Directives:
a - In the osq_lock discussion, rewrite the passage starting with "First of all, it" and going on through "that master lock.", changing "master lock" to "outer lock".
b - Answer these questions from the osq_lock discussion:
(i) What variant name is offered as an example of a name that would show osq_lock() is not always an acquire barrier?
(ii) What is said to be nicer for polling?
(iii) For which architectures is the additional latency said to matter?

Excerpt provided:
-------------------------
On 10/04/2016 03:06 PM, Davidlohr Bueso wrote:
On Thu, 18 Aug 2016, Waiman Long wrote:
The osq_lock() and osq_unlock() function may not provide the necessary
acquire and release barrier in some cases. This patch makes sure
that the proper barriers are provided when osq_lock() is successful
or when osq_unlock() is called.
But why do we need these guarantees given that osq is only used
internally
for lock owner spinning situations? Leaking out of the critical region
will
obviously be bad if using it as a full lock, but, as is, this can only
hurt
performance of two of the most popular locks in the kernel -- although
yes,
using smp_acquire__after_ctrl_dep is nicer for polling.
First of all, it is not obvious from the name osq_lock() that it is not
an acquire barrier in some cases. We either need to clearly document it
or has a variant name that indicate that, e.g. osq_lock_relaxed, for
example.
Secondly, if we look at the use cases of osq_lock(), the additional
latency (for non-x86 archs) only matters if the master lock is
immediately available for acquisition after osq_lock() return.
Otherwise, it will be hidden in the spinning loop for that master lock.
So yes, there may be a slight performance hit in some cases, but
certainly not always.
-------------------------
[Layout element annotations]
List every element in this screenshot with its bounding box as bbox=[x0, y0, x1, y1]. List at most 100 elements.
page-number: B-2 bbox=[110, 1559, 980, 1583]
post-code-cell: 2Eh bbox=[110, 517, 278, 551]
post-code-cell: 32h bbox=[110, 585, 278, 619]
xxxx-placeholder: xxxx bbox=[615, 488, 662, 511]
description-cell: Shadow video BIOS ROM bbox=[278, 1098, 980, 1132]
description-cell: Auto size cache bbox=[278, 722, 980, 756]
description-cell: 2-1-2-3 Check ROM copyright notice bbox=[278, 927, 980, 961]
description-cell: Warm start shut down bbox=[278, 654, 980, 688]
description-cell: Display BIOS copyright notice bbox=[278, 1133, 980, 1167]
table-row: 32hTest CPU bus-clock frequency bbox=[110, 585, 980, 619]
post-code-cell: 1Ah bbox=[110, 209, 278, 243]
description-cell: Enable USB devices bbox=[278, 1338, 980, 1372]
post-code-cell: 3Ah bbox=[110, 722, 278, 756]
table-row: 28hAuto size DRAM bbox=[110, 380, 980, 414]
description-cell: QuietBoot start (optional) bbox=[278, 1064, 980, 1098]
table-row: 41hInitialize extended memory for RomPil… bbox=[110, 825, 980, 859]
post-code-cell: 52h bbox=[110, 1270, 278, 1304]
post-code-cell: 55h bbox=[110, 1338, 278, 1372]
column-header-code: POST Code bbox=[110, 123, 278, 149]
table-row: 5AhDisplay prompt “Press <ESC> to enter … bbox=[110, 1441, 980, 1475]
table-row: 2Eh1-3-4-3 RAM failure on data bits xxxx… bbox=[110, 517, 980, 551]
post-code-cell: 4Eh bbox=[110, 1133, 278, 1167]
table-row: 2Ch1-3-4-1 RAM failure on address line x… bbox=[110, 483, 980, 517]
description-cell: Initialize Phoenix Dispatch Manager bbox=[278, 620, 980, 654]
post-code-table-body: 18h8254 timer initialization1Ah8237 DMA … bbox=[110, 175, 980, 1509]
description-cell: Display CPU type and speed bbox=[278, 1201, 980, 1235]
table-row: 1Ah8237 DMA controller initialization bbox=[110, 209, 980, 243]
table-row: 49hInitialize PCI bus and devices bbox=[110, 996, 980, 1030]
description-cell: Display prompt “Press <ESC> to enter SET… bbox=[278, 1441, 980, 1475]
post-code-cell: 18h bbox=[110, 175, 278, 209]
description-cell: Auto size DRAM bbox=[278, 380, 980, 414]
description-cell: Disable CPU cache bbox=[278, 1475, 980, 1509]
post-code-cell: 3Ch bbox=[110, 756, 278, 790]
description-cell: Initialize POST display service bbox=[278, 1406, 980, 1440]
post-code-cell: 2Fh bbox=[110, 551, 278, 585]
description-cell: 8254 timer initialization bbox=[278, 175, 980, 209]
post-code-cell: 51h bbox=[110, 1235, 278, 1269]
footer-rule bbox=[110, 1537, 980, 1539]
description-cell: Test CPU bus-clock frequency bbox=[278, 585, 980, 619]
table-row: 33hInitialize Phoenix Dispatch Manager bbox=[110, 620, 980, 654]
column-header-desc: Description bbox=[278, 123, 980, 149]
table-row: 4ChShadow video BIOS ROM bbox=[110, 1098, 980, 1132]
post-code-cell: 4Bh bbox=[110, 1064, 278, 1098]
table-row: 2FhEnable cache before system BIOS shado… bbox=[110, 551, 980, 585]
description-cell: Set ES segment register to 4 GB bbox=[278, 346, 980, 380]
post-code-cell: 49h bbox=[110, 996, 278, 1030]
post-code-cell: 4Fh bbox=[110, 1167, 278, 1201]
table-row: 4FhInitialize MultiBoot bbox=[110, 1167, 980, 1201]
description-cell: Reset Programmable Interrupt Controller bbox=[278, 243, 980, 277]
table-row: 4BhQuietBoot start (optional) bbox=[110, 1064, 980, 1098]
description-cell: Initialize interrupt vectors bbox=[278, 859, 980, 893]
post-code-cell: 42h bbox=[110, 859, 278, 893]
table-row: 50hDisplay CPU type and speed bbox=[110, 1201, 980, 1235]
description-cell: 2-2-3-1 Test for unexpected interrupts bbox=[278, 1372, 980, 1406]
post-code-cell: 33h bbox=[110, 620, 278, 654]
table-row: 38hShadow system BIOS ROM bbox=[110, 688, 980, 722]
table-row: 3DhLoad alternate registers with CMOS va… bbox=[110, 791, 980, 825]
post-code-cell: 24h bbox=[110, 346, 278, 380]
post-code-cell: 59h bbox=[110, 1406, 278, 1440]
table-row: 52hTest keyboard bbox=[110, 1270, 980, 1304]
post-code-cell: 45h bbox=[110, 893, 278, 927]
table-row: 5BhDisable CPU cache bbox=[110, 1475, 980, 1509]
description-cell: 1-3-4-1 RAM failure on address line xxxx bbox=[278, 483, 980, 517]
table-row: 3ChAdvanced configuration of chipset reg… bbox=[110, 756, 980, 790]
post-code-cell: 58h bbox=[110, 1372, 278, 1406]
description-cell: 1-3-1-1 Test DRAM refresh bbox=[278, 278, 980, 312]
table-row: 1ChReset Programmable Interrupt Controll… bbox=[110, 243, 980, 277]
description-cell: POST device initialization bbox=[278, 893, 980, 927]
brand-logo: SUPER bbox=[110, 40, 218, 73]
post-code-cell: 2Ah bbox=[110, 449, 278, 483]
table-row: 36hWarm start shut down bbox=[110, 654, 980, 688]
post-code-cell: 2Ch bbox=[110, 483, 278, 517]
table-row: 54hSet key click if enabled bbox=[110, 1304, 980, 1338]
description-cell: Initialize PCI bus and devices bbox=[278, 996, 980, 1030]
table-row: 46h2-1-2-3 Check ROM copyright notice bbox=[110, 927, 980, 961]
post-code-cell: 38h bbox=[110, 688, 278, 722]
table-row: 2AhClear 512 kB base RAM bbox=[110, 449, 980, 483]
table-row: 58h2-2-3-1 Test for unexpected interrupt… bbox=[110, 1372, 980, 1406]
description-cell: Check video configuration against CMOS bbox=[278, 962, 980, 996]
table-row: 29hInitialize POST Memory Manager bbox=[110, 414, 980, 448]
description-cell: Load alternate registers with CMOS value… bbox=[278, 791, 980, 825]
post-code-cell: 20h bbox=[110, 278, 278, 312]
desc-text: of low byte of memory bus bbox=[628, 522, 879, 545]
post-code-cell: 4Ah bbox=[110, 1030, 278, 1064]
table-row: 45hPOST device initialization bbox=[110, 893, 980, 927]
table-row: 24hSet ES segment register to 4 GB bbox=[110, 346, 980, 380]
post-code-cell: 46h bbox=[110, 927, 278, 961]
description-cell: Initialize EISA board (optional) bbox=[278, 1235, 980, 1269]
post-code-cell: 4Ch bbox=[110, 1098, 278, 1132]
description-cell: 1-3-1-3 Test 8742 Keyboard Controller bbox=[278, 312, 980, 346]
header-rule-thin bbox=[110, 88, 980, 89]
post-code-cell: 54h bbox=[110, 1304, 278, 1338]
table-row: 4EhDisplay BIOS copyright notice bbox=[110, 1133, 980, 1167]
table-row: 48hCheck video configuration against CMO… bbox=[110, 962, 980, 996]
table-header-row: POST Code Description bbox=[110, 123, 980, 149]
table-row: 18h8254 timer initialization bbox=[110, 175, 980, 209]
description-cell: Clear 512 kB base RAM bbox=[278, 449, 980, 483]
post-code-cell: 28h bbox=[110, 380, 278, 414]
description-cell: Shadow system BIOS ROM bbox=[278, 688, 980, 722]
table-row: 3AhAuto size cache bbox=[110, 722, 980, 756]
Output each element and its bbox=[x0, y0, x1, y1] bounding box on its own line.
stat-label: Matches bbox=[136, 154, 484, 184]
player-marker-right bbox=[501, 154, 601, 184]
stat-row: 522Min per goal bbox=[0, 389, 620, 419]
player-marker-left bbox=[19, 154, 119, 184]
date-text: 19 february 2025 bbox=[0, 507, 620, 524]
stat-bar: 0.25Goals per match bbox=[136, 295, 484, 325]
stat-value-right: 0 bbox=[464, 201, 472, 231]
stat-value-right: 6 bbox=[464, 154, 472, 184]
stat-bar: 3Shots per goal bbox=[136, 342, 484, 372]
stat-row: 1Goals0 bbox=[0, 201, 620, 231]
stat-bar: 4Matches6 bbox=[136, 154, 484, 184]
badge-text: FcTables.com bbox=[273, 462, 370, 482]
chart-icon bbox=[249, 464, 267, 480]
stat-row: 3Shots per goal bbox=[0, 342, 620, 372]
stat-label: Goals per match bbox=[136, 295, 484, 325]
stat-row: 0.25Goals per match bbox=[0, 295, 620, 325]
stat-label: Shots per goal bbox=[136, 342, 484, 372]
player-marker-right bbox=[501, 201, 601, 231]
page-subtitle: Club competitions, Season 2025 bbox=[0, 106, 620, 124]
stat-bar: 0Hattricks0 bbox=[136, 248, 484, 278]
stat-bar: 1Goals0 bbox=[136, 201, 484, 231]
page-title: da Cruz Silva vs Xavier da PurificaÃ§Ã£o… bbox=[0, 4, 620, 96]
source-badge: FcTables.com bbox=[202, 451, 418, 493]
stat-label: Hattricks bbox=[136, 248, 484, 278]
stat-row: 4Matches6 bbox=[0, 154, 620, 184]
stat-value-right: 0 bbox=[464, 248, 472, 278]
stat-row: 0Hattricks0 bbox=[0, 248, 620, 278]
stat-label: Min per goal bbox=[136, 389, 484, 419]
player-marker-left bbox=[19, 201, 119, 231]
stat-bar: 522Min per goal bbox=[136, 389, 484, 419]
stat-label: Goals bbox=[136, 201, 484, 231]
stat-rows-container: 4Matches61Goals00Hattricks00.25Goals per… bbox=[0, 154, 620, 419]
-------------------------
Solutions in order:
a -
First of all, it is not obvious from the name osq_lock() that it is not
an acquire barrier in some cases. We either need to clearly document it
or has a variant name that indicate that, e.g. osq_lock_relaxed, for
example.
Secondly, if we look at the use cases of osq_lock(), the additional
latency (for non-x86 archs) only matters if the outer lock is
immediately available for acquisition after osq_lock() return.
Otherwise, it will be hidden in the spinning loop for that outer lock.

b -
(i) osq_lock_relaxed
(ii) Using smp_acquire__after_ctrl_dep
(iii) Non-x86 archs